**STATED TASK:** Copy out every line that contains the word "size".

**THE RECORDS:**
^^^^^^^^^^^^^^^^
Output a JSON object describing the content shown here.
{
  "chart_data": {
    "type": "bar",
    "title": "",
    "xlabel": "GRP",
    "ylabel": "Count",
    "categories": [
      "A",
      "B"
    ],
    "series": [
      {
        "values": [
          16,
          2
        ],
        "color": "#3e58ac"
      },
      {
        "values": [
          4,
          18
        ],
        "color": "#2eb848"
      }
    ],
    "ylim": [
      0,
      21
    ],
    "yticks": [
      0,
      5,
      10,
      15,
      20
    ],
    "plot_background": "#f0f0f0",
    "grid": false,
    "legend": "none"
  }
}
^^^^^^^^^^^^^^^^
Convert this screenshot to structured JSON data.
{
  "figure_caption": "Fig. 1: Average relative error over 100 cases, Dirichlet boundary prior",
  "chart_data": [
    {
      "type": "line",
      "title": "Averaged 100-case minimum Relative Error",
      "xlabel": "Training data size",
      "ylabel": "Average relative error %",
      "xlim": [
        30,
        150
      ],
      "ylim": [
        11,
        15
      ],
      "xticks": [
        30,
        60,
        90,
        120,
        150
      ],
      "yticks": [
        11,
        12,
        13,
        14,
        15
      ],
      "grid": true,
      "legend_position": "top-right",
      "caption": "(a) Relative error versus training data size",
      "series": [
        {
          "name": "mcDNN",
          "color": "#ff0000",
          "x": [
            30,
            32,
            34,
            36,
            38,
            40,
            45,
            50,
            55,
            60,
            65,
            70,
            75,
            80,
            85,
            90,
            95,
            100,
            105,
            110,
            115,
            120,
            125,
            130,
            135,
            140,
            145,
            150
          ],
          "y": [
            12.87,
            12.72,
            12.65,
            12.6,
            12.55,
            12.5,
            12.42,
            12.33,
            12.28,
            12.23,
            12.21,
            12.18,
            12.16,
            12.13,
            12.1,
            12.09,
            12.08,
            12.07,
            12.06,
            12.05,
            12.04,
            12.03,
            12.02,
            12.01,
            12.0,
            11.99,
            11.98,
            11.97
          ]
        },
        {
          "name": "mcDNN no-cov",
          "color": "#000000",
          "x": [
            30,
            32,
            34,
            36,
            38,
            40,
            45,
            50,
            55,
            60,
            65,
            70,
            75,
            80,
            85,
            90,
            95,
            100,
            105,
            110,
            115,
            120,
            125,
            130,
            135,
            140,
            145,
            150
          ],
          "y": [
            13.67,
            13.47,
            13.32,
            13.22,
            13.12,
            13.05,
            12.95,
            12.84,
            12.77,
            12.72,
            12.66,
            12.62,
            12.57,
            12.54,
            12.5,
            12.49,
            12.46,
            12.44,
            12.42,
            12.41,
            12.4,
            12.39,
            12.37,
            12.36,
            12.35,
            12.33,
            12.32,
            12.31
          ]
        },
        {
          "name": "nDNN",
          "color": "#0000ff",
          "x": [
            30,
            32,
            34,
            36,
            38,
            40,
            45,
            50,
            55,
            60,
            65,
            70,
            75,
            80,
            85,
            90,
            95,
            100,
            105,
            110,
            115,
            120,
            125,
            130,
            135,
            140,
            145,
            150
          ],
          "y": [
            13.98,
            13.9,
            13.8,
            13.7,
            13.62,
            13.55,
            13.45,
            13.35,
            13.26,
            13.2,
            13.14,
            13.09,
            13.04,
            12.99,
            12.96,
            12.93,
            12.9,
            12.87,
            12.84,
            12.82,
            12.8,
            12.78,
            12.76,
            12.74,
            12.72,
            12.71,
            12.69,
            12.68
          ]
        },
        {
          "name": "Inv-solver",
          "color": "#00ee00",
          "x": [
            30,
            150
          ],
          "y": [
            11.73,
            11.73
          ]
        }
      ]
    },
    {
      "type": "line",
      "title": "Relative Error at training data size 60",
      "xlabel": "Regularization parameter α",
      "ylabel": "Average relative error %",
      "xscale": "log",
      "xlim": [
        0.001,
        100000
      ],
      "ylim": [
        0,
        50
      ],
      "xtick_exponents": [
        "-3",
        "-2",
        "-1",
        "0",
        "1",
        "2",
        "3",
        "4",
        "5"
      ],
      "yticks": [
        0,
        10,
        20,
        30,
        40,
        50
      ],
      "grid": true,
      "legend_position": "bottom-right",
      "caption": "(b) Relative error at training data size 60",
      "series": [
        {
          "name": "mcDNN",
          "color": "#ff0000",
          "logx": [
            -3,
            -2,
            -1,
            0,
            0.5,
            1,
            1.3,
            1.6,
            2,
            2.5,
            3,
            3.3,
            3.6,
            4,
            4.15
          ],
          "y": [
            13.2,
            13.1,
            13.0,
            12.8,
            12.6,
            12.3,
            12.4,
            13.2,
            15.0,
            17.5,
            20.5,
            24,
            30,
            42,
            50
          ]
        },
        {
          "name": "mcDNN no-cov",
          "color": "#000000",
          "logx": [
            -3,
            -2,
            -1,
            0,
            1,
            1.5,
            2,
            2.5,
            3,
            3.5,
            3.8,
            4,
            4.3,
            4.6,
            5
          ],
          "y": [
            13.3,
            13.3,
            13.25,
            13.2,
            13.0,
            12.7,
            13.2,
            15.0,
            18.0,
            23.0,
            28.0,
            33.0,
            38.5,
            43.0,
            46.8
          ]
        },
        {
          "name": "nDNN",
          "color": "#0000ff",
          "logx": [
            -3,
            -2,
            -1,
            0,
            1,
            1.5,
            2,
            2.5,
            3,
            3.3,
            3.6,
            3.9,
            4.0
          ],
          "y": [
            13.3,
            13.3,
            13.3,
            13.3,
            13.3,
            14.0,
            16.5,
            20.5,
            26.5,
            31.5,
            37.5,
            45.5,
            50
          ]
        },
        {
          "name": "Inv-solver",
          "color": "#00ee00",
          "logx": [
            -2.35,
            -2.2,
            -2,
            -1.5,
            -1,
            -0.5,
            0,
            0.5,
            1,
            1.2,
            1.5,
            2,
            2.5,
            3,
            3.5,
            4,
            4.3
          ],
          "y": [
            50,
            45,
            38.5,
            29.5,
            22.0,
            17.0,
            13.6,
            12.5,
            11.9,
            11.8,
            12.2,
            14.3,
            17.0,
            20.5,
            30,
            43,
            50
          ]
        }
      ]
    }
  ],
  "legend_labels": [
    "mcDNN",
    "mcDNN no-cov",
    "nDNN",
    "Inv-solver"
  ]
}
^^^^^^^^^^^^^^^^
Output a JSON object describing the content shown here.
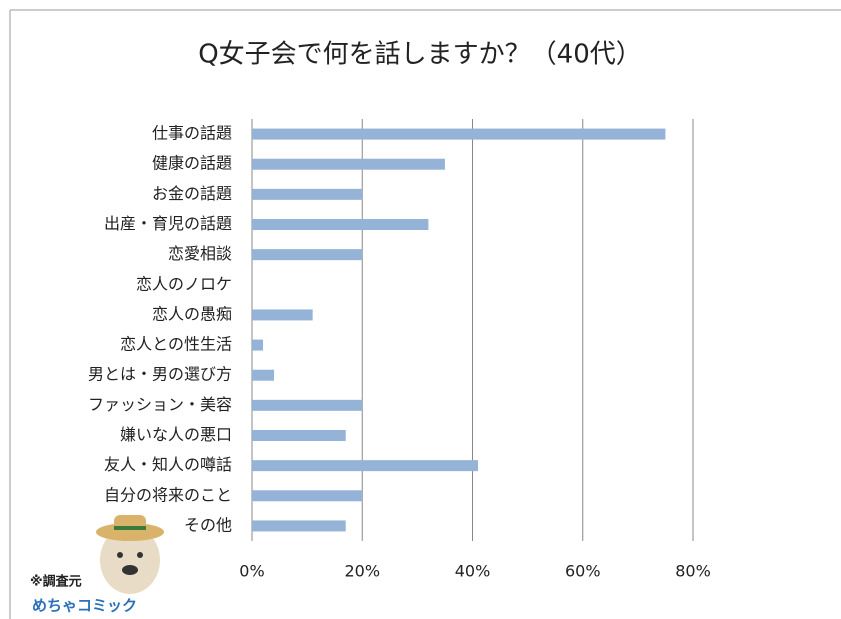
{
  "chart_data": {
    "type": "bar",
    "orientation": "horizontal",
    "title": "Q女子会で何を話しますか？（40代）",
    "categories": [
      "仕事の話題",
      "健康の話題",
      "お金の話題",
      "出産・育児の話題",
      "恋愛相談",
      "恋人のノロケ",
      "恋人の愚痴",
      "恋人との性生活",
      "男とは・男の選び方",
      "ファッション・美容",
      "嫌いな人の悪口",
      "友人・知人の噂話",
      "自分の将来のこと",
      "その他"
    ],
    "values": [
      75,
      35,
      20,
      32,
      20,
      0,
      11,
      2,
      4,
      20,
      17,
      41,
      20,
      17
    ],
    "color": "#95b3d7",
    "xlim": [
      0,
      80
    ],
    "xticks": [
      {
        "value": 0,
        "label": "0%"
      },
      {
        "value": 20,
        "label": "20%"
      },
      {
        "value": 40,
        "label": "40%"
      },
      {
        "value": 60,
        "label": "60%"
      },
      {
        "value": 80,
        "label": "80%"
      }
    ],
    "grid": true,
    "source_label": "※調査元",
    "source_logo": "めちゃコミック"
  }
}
^^^^^^^^^^^^^^^^
**FULL RESPONSE:**
      "xlabel": "Training data size",
      "caption": "(a) Relative error versus training data size",
      "title": "Relative Error at training data size 60",
      "caption": "(b) Relative error at training data size 60",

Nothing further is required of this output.